***** DATA EXTRACT
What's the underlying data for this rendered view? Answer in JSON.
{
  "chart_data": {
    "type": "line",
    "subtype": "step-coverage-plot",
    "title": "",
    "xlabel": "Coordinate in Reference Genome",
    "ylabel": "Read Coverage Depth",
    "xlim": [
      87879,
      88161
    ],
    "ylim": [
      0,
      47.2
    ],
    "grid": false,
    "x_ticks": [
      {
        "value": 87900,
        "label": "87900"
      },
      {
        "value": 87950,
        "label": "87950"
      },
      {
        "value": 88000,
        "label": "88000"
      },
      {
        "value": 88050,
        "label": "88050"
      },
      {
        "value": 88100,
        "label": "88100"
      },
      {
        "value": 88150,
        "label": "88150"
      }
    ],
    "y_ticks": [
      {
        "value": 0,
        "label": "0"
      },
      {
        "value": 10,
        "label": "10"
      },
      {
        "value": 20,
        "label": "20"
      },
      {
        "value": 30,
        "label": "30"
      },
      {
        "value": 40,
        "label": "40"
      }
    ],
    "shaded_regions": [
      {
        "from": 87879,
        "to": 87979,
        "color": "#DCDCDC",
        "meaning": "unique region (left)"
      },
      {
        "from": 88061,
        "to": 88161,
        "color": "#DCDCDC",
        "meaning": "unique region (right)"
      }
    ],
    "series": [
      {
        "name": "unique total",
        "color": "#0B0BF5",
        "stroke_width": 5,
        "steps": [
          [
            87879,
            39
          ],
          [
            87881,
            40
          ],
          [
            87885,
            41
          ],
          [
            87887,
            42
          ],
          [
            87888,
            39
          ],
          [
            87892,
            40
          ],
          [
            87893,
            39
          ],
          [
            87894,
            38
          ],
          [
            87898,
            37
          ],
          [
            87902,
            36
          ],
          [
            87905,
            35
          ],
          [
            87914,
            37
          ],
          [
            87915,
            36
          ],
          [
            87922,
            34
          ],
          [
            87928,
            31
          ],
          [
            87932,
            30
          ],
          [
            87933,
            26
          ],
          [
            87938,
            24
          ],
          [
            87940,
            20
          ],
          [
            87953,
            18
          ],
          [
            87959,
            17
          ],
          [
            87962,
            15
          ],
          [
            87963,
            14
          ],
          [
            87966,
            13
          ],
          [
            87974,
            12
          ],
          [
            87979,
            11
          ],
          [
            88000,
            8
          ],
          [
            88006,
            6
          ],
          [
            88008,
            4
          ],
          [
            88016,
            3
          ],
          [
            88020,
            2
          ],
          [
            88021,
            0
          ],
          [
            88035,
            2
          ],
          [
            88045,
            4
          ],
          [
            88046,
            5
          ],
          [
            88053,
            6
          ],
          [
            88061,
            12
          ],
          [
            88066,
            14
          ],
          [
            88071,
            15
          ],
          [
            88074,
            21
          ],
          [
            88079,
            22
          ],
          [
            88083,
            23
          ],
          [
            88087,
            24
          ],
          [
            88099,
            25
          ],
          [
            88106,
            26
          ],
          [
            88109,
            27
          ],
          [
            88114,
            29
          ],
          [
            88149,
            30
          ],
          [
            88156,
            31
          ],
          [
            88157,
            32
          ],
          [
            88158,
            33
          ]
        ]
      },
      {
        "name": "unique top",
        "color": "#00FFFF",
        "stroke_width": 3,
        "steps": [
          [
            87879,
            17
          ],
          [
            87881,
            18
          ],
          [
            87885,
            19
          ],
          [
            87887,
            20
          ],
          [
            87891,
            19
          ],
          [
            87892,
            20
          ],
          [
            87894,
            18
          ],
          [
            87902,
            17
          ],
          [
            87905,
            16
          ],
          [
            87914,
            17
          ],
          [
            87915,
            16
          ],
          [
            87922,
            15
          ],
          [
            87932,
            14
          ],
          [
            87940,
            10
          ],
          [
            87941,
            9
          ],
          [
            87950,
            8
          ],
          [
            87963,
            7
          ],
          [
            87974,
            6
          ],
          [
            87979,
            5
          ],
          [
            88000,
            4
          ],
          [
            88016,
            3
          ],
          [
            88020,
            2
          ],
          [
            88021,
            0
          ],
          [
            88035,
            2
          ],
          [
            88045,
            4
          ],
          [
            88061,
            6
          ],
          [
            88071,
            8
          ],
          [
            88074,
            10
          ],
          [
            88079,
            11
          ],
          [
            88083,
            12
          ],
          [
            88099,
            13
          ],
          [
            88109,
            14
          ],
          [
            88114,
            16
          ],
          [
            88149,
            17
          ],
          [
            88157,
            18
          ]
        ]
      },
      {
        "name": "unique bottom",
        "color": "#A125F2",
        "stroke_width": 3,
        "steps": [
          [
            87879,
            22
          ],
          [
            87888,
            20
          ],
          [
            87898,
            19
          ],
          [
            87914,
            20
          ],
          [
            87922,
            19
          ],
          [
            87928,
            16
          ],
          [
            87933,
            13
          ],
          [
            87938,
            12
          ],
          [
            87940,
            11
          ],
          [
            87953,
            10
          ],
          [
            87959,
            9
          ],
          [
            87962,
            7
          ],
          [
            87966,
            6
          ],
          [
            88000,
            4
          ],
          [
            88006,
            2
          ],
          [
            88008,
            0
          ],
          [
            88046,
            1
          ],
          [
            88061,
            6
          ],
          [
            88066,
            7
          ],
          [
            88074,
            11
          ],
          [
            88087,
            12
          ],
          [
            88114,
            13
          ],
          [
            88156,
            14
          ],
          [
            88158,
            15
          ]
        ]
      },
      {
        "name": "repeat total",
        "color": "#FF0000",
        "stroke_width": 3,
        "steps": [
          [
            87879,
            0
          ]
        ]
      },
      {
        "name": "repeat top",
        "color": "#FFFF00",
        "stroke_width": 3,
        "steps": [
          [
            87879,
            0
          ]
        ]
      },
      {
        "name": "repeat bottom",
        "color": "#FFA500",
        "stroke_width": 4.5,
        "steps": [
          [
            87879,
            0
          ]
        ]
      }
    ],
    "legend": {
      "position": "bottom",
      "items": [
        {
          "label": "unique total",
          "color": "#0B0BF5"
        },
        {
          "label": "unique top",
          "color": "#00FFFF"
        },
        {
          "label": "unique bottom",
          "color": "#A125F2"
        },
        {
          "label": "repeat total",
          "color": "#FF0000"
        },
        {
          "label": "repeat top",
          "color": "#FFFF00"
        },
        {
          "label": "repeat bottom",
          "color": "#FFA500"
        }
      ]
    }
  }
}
**********
• _EXERCISE INSTRUCTIONS_: If a line above includes the word "meaning", count it; then give the final number by itself.

• _EXERCISE RESULT_: 2